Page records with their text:
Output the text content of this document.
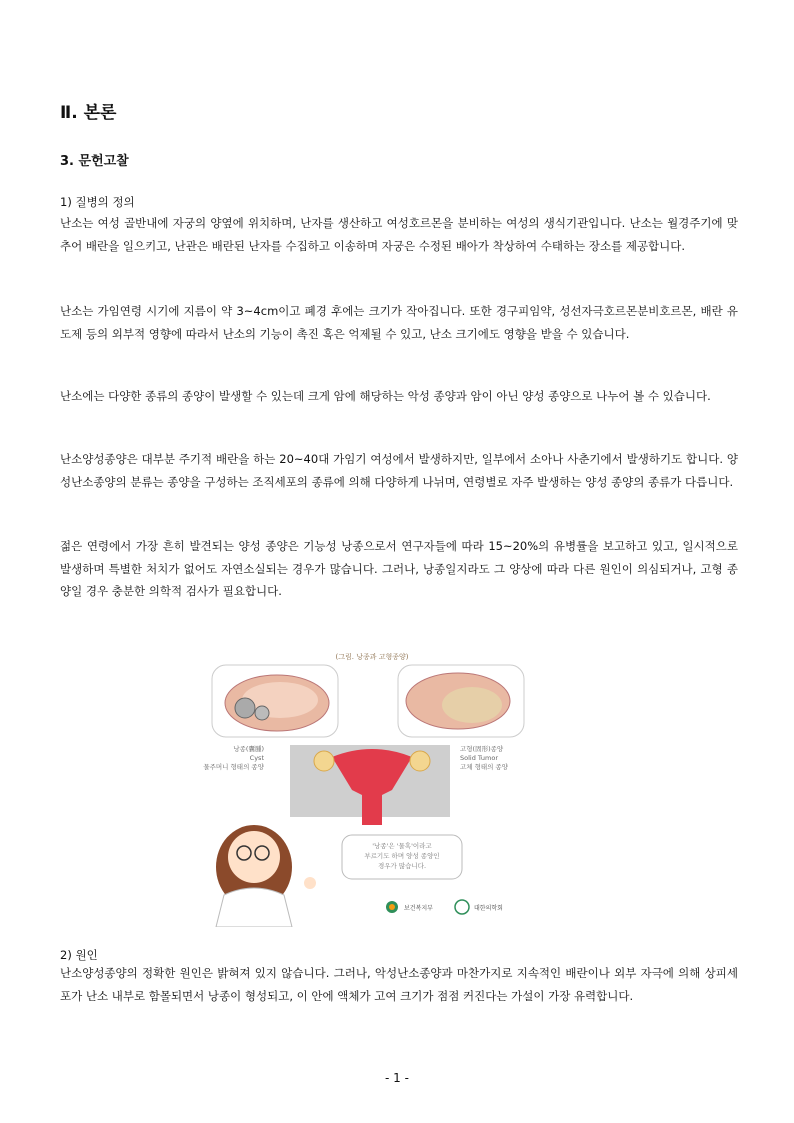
Ⅱ. 본론
3. 문헌고찰
1) 질병의 정의

난소는 여성 골반내에 자궁의 양옆에 위치하며, 난자를 생산하고 여성호르몬을 분비하는 여성의 생식기관입니다. 난소는 월경주기에 맞추어 배란을 일으키고, 난관은 배란된 난자를 수집하고 이송하며 자궁은 수정된 배아가 착상하여 수태하는 장소를 제공합니다.

난소는 가임연령 시기에 지름이 약 3~4cm이고 폐경 후에는 크기가 작아집니다. 또한 경구피임약, 성선자극호르몬분비호르몬, 배란 유도제 등의 외부적 영향에 따라서 난소의 기능이 촉진 혹은 억제될 수 있고, 난소 크기에도 영향을 받을 수 있습니다.

난소에는 다양한 종류의 종양이 발생할 수 있는데 크게 암에 해당하는 악성 종양과 암이 아닌 양성 종양으로 나누어 볼 수 있습니다.

난소양성종양은 대부분 주기적 배란을 하는 20~40대 가임기 여성에서 발생하지만, 일부에서 소아나 사춘기에서 발생하기도 합니다. 양성난소종양의 분류는 종양을 구성하는 조직세포의 종류에 의해 다양하게 나뉘며, 연령별로 자주 발생하는 양성 종양의 종류가 다릅니다.

젊은 연령에서 가장 흔히 발견되는 양성 종양은 기능성 낭종으로서 연구자들에 따라 15~20%의 유병률을 보고하고 있고, 일시적으로 발생하며 특별한 처치가 없어도 자연소실되는 경우가 많습니다. 그러나, 낭종일지라도 그 양상에 따라 다른 원인이 의심되거나, 고형 종양일 경우 충분한 의학적 검사가 필요합니다.

(그림. 낭종과 고형종양)
낭종(囊腫)
Cyst
물주머니 형태의 종양
고형(固形)종양
Solid Tumor
고체 형태의 종양
'낭종'은 '물혹'이라고
부르기도 하며 양성 종양인
경우가 많습니다.
보건복지부	대한의학회
2) 원인

난소양성종양의 정확한 원인은 밝혀져 있지 않습니다. 그러나, 악성난소종양과 마찬가지로 지속적인 배란이나 외부 자극에 의해 상피세포가 난소 내부로 함몰되면서 낭종이 형성되고, 이 안에 액체가 고여 크기가 점점 커진다는 가설이 가장 유력합니다.

- 1 -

# EXERCISE INSTRUCTIONS:
An exact copy of each entry is required, minus the pictures.

# RESULT OF THIS EXERCISE:
Output the text content of this document.
Ⅱ. 본론
3. 문헌고찰
1) 질병의 정의

난소는 여성 골반내에 자궁의 양옆에 위치하며, 난자를 생산하고 여성호르몬을 분비하는 여성의 생식기관입니다. 난소는 월경주기에 맞추어 배란을 일으키고, 난관은 배란된 난자를 수집하고 이송하며 자궁은 수정된 배아가 착상하여 수태하는 장소를 제공합니다.

난소는 가임연령 시기에 지름이 약 3~4cm이고 폐경 후에는 크기가 작아집니다. 또한 경구피임약, 성선자극호르몬분비호르몬, 배란 유도제 등의 외부적 영향에 따라서 난소의 기능이 촉진 혹은 억제될 수 있고, 난소 크기에도 영향을 받을 수 있습니다.

난소에는 다양한 종류의 종양이 발생할 수 있는데 크게 암에 해당하는 악성 종양과 암이 아닌 양성 종양으로 나누어 볼 수 있습니다.

난소양성종양은 대부분 주기적 배란을 하는 20~40대 가임기 여성에서 발생하지만, 일부에서 소아나 사춘기에서 발생하기도 합니다. 양성난소종양의 분류는 종양을 구성하는 조직세포의 종류에 의해 다양하게 나뉘며, 연령별로 자주 발생하는 양성 종양의 종류가 다릅니다.

젊은 연령에서 가장 흔히 발견되는 양성 종양은 기능성 낭종으로서 연구자들에 따라 15~20%의 유병률을 보고하고 있고, 일시적으로 발생하며 특별한 처치가 없어도 자연소실되는 경우가 많습니다. 그러나, 낭종일지라도 그 양상에 따라 다른 원인이 의심되거나, 고형 종양일 경우 충분한 의학적 검사가 필요합니다.

(그림. 낭종과 고형종양)
낭종(囊腫)
Cyst
물주머니 형태의 종양
고형(固形)종양
Solid Tumor
고체 형태의 종양
'낭종'은 '물혹'이라고
부르기도 하며 양성 종양인
경우가 많습니다.
보건복지부	대한의학회
2) 원인

난소양성종양의 정확한 원인은 밝혀져 있지 않습니다. 그러나, 악성난소종양과 마찬가지로 지속적인 배란이나 외부 자극에 의해 상피세포가 난소 내부로 함몰되면서 낭종이 형성되고, 이 안에 액체가 고여 크기가 점점 커진다는 가설이 가장 유력합니다.

- 1 -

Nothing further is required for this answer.